** Begin GIVEN RECORDS **
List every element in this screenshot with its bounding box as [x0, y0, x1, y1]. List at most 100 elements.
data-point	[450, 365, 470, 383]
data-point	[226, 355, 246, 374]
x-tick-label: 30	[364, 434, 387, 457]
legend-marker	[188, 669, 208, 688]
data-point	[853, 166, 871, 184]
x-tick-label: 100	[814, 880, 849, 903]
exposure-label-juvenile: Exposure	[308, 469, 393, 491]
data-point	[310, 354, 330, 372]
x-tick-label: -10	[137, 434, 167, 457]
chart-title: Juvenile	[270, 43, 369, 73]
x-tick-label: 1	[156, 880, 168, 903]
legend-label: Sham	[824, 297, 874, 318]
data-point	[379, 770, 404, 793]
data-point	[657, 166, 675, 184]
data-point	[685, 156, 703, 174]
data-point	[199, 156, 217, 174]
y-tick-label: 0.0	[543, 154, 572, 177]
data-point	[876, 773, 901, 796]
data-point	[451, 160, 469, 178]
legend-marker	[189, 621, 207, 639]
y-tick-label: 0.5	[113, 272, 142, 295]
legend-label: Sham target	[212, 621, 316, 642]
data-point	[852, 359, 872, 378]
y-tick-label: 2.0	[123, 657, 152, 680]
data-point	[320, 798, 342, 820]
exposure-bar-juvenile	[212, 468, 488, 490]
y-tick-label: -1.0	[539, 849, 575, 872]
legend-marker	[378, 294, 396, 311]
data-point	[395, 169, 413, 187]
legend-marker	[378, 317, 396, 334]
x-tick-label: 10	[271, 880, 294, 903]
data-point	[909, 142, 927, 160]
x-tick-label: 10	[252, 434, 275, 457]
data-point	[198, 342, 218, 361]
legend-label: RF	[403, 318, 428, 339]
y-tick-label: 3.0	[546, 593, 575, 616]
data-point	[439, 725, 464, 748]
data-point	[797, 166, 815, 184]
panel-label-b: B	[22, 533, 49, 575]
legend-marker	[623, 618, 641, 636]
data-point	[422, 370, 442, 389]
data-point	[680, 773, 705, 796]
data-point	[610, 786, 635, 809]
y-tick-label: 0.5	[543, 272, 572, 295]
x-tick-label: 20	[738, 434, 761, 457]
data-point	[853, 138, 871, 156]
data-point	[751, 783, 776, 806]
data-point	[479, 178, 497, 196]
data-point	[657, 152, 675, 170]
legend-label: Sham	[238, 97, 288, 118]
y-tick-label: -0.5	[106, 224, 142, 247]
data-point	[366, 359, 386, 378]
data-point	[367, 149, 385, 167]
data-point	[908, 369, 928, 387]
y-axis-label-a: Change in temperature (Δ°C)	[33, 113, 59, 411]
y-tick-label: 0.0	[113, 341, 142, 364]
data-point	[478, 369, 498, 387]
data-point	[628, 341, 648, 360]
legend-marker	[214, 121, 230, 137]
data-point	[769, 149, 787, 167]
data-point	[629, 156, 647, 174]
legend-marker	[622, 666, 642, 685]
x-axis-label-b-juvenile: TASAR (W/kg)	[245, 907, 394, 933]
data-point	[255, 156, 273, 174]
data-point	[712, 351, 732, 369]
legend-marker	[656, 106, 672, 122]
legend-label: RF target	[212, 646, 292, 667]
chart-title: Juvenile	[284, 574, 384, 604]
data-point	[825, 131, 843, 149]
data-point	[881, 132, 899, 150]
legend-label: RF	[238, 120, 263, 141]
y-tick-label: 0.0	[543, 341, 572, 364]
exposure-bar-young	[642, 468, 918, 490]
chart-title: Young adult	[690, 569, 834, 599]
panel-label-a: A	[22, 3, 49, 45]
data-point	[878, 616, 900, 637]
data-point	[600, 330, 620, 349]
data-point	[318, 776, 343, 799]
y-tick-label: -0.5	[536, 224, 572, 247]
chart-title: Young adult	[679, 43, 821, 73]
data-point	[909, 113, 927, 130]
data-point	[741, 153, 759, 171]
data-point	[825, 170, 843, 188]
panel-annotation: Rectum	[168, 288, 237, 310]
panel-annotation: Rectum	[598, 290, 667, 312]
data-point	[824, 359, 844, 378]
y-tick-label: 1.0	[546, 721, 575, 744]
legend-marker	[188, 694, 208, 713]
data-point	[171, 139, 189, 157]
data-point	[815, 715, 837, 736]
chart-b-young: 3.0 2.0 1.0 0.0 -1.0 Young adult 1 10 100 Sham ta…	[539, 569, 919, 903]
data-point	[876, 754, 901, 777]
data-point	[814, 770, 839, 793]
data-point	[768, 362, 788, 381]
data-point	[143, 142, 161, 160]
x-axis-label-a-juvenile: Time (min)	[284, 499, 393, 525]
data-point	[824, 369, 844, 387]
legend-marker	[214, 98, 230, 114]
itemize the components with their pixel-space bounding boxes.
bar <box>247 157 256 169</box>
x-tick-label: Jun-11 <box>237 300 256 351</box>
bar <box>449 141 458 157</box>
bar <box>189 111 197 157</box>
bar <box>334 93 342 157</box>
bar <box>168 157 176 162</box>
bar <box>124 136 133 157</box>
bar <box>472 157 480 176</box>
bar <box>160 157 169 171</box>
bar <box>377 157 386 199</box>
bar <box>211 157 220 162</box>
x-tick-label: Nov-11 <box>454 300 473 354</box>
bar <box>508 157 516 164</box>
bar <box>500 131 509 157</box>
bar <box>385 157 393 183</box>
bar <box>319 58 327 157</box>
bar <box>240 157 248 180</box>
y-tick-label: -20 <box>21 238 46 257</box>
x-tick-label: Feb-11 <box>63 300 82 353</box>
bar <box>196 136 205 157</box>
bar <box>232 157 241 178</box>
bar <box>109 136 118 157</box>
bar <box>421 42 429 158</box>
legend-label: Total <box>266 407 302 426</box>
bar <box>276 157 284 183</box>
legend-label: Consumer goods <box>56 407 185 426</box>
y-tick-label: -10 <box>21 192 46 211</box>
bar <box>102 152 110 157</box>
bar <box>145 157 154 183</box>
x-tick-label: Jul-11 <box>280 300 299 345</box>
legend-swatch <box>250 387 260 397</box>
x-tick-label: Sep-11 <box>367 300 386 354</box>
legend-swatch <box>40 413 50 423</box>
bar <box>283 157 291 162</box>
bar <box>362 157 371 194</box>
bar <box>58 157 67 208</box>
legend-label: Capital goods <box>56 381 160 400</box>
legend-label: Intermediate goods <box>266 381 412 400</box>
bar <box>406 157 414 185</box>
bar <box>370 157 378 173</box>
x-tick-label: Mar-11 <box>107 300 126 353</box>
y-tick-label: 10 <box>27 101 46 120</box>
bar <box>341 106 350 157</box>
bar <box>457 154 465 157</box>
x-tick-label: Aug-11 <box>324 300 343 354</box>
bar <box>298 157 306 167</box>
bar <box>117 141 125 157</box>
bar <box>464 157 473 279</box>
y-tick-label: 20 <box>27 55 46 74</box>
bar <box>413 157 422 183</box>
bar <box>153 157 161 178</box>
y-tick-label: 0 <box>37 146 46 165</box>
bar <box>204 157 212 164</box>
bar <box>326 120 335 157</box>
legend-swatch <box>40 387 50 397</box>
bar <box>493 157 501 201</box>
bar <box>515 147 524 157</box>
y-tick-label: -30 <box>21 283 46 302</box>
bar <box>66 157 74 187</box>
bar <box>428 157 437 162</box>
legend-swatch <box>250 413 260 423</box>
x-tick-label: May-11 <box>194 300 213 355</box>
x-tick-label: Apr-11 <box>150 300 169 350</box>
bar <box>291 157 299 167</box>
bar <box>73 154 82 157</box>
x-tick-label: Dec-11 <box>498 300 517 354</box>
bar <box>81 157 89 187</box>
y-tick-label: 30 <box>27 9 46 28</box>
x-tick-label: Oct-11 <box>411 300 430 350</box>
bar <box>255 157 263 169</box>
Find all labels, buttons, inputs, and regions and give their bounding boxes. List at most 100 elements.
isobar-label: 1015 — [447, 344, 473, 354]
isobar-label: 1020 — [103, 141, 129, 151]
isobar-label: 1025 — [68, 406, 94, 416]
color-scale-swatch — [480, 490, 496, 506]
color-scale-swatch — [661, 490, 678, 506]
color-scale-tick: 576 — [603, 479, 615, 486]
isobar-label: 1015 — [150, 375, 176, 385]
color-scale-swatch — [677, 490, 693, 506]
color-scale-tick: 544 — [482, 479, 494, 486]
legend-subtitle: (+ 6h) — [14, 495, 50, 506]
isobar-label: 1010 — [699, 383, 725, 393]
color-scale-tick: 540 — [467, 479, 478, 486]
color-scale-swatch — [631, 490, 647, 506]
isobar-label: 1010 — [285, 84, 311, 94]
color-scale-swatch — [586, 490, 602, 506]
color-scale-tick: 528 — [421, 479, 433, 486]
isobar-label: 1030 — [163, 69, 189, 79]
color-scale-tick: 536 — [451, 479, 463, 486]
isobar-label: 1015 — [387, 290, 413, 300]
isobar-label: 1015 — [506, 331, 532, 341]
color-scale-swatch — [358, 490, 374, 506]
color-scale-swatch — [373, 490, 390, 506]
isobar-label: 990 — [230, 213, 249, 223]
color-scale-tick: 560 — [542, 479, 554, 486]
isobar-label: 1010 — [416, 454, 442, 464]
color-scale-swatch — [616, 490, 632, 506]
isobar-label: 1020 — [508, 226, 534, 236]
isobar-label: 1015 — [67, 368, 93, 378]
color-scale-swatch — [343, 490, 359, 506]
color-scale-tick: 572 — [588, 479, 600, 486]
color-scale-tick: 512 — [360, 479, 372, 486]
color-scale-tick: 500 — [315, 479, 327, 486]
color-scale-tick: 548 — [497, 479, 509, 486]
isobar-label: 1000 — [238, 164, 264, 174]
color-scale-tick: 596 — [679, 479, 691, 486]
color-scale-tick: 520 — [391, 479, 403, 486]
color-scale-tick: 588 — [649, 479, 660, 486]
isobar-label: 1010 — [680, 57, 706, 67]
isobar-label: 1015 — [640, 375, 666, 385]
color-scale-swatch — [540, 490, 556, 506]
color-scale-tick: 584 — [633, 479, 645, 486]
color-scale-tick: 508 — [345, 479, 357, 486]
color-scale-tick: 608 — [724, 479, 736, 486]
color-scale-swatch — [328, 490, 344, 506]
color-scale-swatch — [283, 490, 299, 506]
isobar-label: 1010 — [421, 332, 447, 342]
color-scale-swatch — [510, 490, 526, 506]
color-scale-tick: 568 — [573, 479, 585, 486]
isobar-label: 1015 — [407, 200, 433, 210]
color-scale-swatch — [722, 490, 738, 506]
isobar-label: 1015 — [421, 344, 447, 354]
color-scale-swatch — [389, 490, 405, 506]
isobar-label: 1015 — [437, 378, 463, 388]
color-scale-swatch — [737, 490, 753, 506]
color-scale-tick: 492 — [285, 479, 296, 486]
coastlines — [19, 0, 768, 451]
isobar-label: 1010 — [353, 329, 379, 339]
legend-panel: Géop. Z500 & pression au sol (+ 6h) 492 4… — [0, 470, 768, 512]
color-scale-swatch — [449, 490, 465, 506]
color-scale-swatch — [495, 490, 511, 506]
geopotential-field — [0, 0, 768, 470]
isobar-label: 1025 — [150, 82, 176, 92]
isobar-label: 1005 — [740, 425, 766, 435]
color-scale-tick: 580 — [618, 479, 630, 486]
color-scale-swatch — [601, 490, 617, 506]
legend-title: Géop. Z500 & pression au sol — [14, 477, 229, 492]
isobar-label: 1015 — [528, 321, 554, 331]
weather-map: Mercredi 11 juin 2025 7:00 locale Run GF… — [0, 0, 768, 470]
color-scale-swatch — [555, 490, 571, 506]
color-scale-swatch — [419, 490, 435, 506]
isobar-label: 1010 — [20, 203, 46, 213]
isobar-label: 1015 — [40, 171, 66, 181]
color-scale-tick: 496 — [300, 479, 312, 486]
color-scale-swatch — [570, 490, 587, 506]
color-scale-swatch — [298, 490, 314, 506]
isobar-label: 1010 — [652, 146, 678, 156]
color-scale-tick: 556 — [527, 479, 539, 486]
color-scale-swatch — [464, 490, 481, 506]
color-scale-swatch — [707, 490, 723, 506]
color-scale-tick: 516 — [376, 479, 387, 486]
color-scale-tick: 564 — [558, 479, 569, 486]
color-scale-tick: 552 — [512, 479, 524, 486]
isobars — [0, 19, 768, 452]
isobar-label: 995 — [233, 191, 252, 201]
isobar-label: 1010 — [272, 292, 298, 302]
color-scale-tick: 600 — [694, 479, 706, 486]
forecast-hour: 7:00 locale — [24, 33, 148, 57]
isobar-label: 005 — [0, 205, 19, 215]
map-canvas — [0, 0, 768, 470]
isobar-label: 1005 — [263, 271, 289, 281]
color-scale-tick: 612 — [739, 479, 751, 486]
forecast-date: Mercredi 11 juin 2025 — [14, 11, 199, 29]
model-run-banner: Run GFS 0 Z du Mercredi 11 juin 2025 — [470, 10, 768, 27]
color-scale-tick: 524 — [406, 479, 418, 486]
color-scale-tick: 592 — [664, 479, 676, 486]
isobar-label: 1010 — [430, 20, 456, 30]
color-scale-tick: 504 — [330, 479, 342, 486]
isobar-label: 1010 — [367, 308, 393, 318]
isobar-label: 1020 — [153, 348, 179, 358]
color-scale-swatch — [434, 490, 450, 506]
** End GIVEN RECORDS **
[WHAT NEEDS TO BE DONE] Please retype the material above word for word, starting from its first line and stopping after the line that contains "770, 404, 793]".

[EXERCISE RESPONSE]
List every element in this screenshot with its bounding box as [x0, y0, x1, y1]. List at most 100 elements.
data-point	[450, 365, 470, 383]
data-point	[226, 355, 246, 374]
x-tick-label: 30	[364, 434, 387, 457]
legend-marker	[188, 669, 208, 688]
data-point	[853, 166, 871, 184]
x-tick-label: 100	[814, 880, 849, 903]
exposure-label-juvenile: Exposure	[308, 469, 393, 491]
data-point	[310, 354, 330, 372]
x-tick-label: -10	[137, 434, 167, 457]
chart-title: Juvenile	[270, 43, 369, 73]
x-tick-label: 1	[156, 880, 168, 903]
legend-label: Sham	[824, 297, 874, 318]
data-point	[379, 770, 404, 793]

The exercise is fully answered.